— Begin Excerpted data —

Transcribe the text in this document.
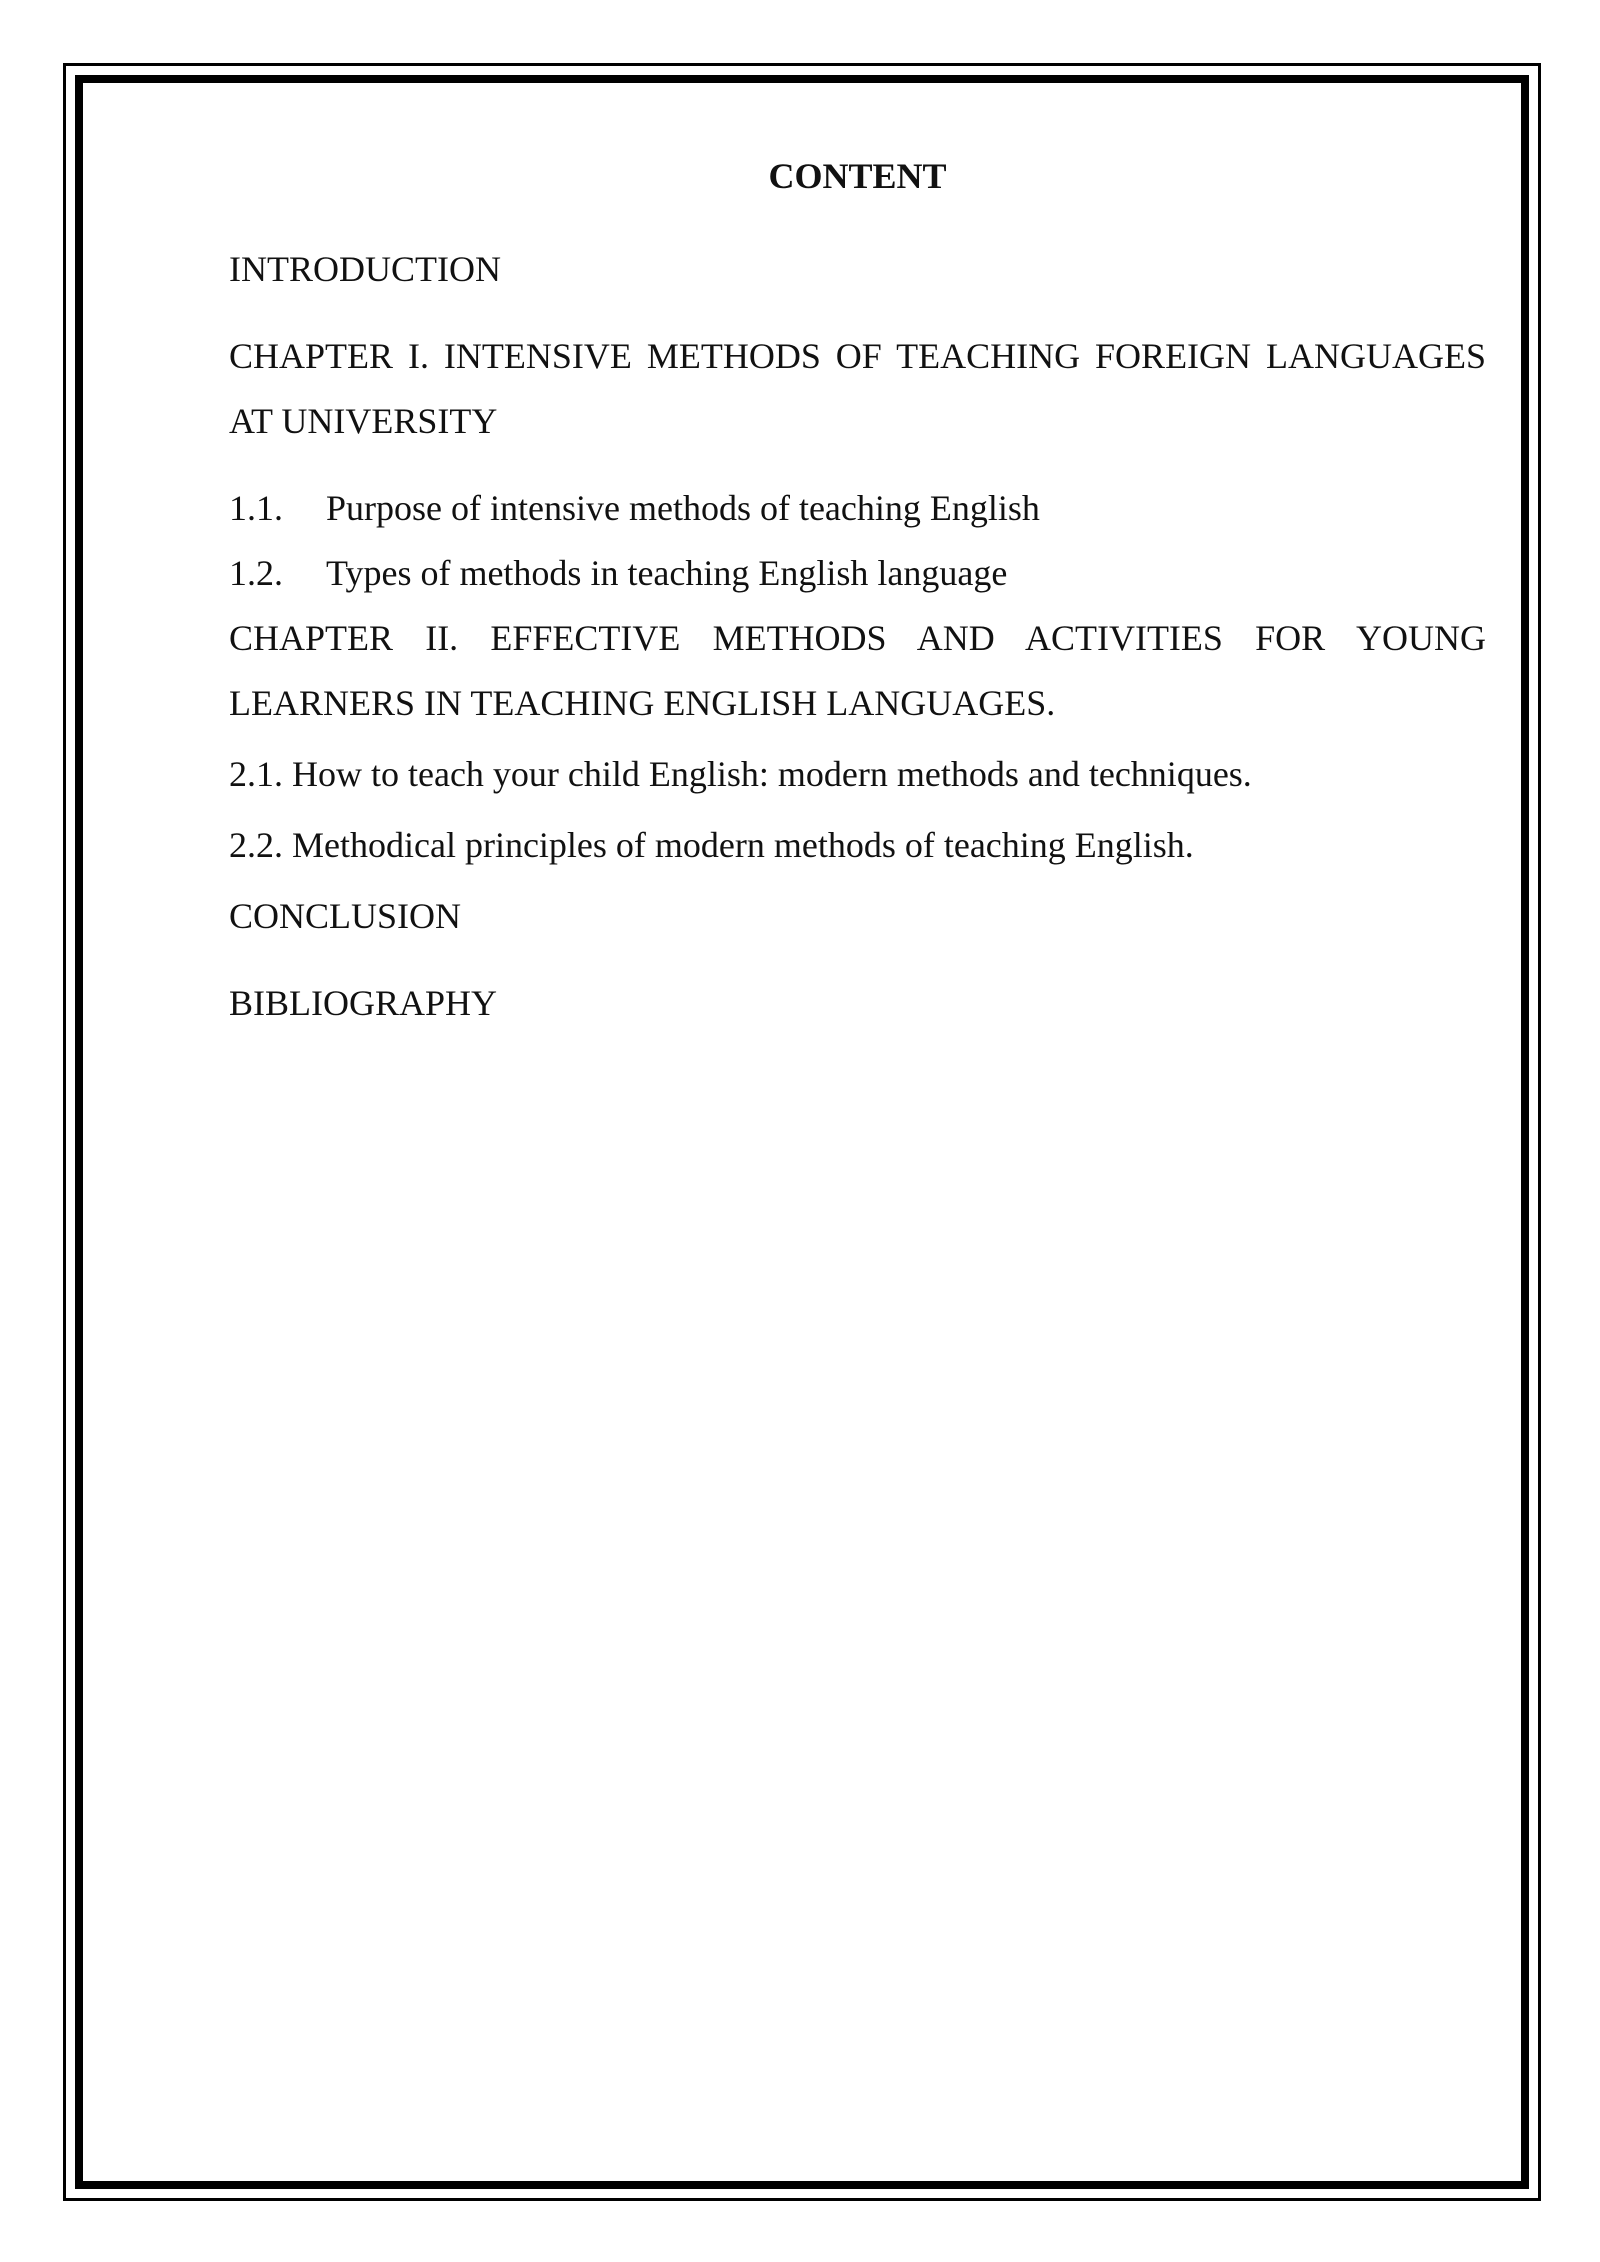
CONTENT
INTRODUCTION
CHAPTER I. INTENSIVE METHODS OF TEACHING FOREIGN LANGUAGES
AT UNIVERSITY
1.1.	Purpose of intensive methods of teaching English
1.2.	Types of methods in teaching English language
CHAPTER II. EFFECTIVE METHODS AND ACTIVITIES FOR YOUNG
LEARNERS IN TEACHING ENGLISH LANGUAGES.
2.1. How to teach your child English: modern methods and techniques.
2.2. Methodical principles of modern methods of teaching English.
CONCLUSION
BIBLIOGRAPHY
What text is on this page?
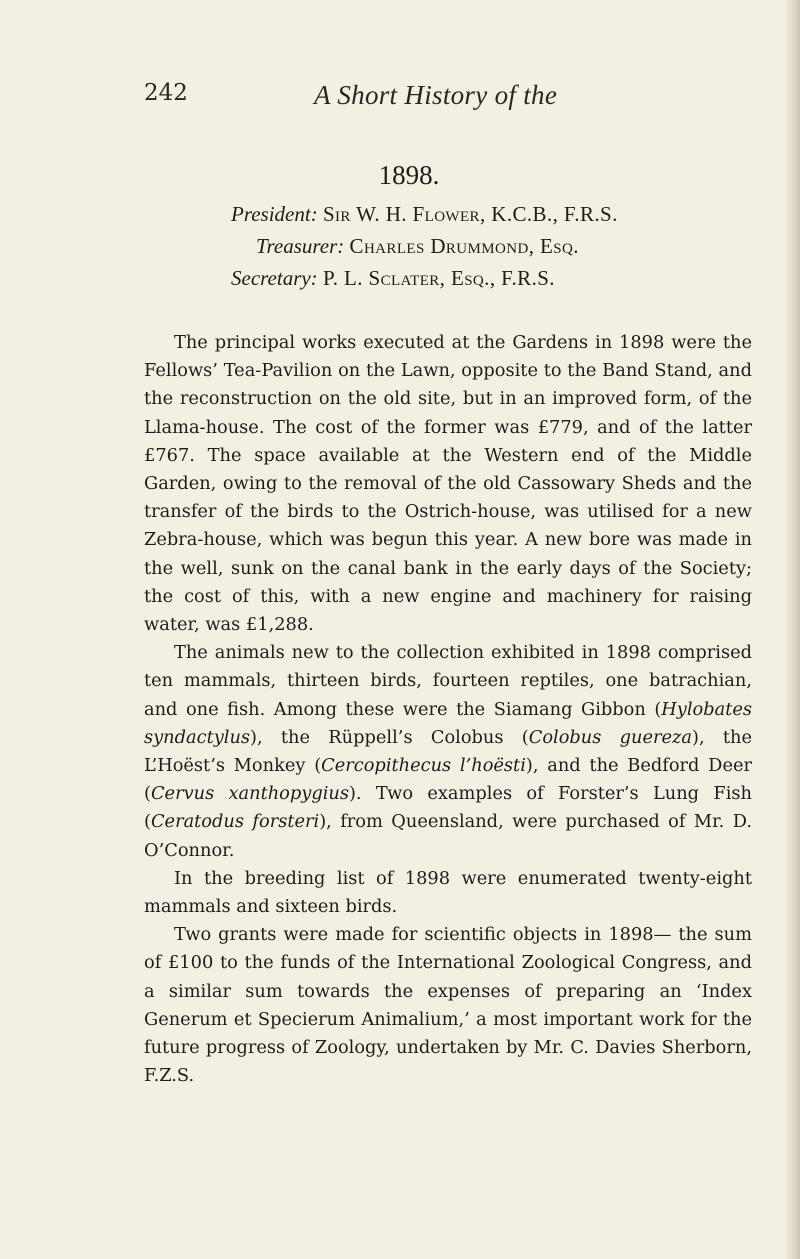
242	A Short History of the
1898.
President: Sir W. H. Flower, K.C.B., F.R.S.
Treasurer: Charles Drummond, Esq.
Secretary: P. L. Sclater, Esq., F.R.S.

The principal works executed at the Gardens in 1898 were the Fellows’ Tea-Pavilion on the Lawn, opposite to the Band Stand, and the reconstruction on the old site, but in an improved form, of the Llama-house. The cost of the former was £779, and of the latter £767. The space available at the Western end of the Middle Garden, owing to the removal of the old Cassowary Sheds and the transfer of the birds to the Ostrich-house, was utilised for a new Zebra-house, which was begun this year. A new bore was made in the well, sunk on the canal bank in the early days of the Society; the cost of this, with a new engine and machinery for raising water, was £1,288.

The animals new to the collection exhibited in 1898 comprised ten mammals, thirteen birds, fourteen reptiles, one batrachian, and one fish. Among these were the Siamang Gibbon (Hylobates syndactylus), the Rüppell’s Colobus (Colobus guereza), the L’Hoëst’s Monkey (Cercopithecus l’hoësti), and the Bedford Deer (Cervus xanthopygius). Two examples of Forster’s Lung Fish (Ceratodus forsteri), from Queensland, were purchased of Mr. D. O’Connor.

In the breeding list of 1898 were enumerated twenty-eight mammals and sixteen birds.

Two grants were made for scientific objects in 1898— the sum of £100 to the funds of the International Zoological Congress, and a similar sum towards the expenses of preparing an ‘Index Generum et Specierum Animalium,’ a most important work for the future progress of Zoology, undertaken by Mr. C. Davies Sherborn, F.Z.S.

— End Excerpted data —

*Problem description:* Restate the whole of the material word for word without the pictures.

*Result of the task:*
Transcribe the text in this document.
CONTENT
INTRODUCTION
CHAPTER I. INTENSIVE METHODS OF TEACHING FOREIGN LANGUAGES
AT UNIVERSITY
1.1.	Purpose of intensive methods of teaching English
1.2.	Types of methods in teaching English language
CHAPTER II. EFFECTIVE METHODS AND ACTIVITIES FOR YOUNG
LEARNERS IN TEACHING ENGLISH LANGUAGES.
2.1. How to teach your child English: modern methods and techniques.
2.2. Methodical principles of modern methods of teaching English.
CONCLUSION
BIBLIOGRAPHY
What text is on this page?
242	A Short History of the
1898.
President: Sir W. H. Flower, K.C.B., F.R.S.
Treasurer: Charles Drummond, Esq.
Secretary: P. L. Sclater, Esq., F.R.S.

The principal works executed at the Gardens in 1898 were the Fellows’ Tea-Pavilion on the Lawn, opposite to the Band Stand, and the reconstruction on the old site, but in an improved form, of the Llama-house. The cost of the former was £779, and of the latter £767. The space available at the Western end of the Middle Garden, owing to the removal of the old Cassowary Sheds and the transfer of the birds to the Ostrich-house, was utilised for a new Zebra-house, which was begun this year. A new bore was made in the well, sunk on the canal bank in the early days of the Society; the cost of this, with a new engine and machinery for raising water, was £1,288.

The animals new to the collection exhibited in 1898 comprised ten mammals, thirteen birds, fourteen reptiles, one batrachian, and one fish. Among these were the Siamang Gibbon (Hylobates syndactylus), the Rüppell’s Colobus (Colobus guereza), the L’Hoëst’s Monkey (Cercopithecus l’hoësti), and the Bedford Deer (Cervus xanthopygius). Two examples of Forster’s Lung Fish (Ceratodus forsteri), from Queensland, were purchased of Mr. D. O’Connor.

In the breeding list of 1898 were enumerated twenty-eight mammals and sixteen birds.

Two grants were made for scientific objects in 1898— the sum of £100 to the funds of the International Zoological Congress, and a similar sum towards the expenses of preparing an ‘Index Generum et Specierum Animalium,’ a most important work for the future progress of Zoology, undertaken by Mr. C. Davies Sherborn, F.Z.S.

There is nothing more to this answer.